Problem — Quote, verbatim, all material below, without pictures.

>> begin

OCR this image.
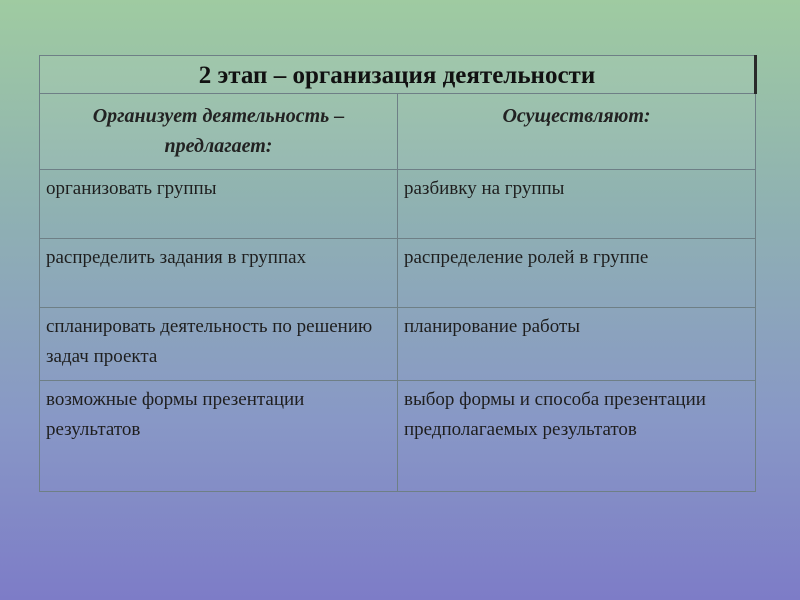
2 этап – организация деятельности	
Организует деятельность – предлагает:	Осуществляют:
организовать группы	разбивку на группы
распределить задания в группах	распределение ролей в группе
спланировать деятельность по решению задач проекта	планирование работы
возможные формы презентации результатов	выбор формы и способа презентации предполагаемых результатов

>> end

Result —
OCR this image.
2 этап – организация деятельности	
Организует деятельность – предлагает:	Осуществляют:
организовать группы	разбивку на группы
распределить задания в группах	распределение ролей в группе
спланировать деятельность по решению задач проекта	планирование работы
возможные формы презентации результатов	выбор формы и способа презентации предполагаемых результатов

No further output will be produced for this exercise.